SUPPLIED MATERIAL ▸
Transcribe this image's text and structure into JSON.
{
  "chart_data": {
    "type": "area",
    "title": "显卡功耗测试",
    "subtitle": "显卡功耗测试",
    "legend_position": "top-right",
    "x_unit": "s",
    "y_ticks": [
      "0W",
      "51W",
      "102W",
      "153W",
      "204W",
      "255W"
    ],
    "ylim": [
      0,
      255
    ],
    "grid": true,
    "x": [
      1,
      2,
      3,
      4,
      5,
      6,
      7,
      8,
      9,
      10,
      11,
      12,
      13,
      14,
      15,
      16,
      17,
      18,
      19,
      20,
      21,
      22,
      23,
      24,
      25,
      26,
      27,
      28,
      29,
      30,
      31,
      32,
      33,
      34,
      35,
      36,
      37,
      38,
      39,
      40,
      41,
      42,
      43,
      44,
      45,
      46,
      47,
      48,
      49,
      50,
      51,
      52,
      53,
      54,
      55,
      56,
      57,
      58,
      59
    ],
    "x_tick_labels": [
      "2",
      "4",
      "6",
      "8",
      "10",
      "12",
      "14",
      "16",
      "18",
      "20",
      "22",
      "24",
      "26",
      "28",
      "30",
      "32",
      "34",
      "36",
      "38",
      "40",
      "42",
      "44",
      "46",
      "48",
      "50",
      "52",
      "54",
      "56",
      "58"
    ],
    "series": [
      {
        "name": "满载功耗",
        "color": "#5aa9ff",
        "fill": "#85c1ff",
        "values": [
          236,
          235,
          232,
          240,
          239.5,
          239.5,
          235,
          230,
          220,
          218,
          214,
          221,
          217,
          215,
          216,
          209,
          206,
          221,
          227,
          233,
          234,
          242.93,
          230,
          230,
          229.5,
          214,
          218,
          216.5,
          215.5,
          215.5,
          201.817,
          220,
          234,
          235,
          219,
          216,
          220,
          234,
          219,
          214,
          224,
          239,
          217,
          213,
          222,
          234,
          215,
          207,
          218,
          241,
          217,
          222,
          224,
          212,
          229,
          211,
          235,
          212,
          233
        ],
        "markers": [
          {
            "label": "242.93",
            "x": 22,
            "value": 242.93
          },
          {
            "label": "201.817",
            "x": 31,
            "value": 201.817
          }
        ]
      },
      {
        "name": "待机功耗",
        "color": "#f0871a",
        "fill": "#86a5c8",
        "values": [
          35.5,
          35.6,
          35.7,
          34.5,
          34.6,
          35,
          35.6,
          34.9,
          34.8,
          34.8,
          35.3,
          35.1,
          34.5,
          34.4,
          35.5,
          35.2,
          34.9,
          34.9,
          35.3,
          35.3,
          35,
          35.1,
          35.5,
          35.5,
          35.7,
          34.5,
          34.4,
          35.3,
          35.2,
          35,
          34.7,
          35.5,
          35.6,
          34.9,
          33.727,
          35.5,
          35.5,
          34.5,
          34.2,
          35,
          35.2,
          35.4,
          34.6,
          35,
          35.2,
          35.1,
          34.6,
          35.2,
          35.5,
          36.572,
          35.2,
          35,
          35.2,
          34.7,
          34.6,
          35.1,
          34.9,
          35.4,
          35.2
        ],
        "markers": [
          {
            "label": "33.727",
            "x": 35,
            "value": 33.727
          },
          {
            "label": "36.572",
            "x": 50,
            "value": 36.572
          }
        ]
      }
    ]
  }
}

WHAT YOU NEED TO DO ▸
Write the listing out again, exactly as shown above.

THE RESPONSE ▸
Transcribe this image's text and structure into JSON.
{
  "chart_data": {
    "type": "area",
    "title": "显卡功耗测试",
    "subtitle": "显卡功耗测试",
    "legend_position": "top-right",
    "x_unit": "s",
    "y_ticks": [
      "0W",
      "51W",
      "102W",
      "153W",
      "204W",
      "255W"
    ],
    "ylim": [
      0,
      255
    ],
    "grid": true,
    "x": [
      1,
      2,
      3,
      4,
      5,
      6,
      7,
      8,
      9,
      10,
      11,
      12,
      13,
      14,
      15,
      16,
      17,
      18,
      19,
      20,
      21,
      22,
      23,
      24,
      25,
      26,
      27,
      28,
      29,
      30,
      31,
      32,
      33,
      34,
      35,
      36,
      37,
      38,
      39,
      40,
      41,
      42,
      43,
      44,
      45,
      46,
      47,
      48,
      49,
      50,
      51,
      52,
      53,
      54,
      55,
      56,
      57,
      58,
      59
    ],
    "x_tick_labels": [
      "2",
      "4",
      "6",
      "8",
      "10",
      "12",
      "14",
      "16",
      "18",
      "20",
      "22",
      "24",
      "26",
      "28",
      "30",
      "32",
      "34",
      "36",
      "38",
      "40",
      "42",
      "44",
      "46",
      "48",
      "50",
      "52",
      "54",
      "56",
      "58"
    ],
    "series": [
      {
        "name": "满载功耗",
        "color": "#5aa9ff",
        "fill": "#85c1ff",
        "values": [
          236,
          235,
          232,
          240,
          239.5,
          239.5,
          235,
          230,
          220,
          218,
          214,
          221,
          217,
          215,
          216,
          209,
          206,
          221,
          227,
          233,
          234,
          242.93,
          230,
          230,
          229.5,
          214,
          218,
          216.5,
          215.5,
          215.5,
          201.817,
          220,
          234,
          235,
          219,
          216,
          220,
          234,
          219,
          214,
          224,
          239,
          217,
          213,
          222,
          234,
          215,
          207,
          218,
          241,
          217,
          222,
          224,
          212,
          229,
          211,
          235,
          212,
          233
        ],
        "markers": [
          {
            "label": "242.93",
            "x": 22,
            "value": 242.93
          },
          {
            "label": "201.817",
            "x": 31,
            "value": 201.817
          }
        ]
      },
      {
        "name": "待机功耗",
        "color": "#f0871a",
        "fill": "#86a5c8",
        "values": [
          35.5,
          35.6,
          35.7,
          34.5,
          34.6,
          35,
          35.6,
          34.9,
          34.8,
          34.8,
          35.3,
          35.1,
          34.5,
          34.4,
          35.5,
          35.2,
          34.9,
          34.9,
          35.3,
          35.3,
          35,
          35.1,
          35.5,
          35.5,
          35.7,
          34.5,
          34.4,
          35.3,
          35.2,
          35,
          34.7,
          35.5,
          35.6,
          34.9,
          33.727,
          35.5,
          35.5,
          34.5,
          34.2,
          35,
          35.2,
          35.4,
          34.6,
          35,
          35.2,
          35.1,
          34.6,
          35.2,
          35.5,
          36.572,
          35.2,
          35,
          35.2,
          34.7,
          34.6,
          35.1,
          34.9,
          35.4,
          35.2
        ],
        "markers": [
          {
            "label": "33.727",
            "x": 35,
            "value": 33.727
          },
          {
            "label": "36.572",
            "x": 50,
            "value": 36.572
          }
        ]
      }
    ]
  }
}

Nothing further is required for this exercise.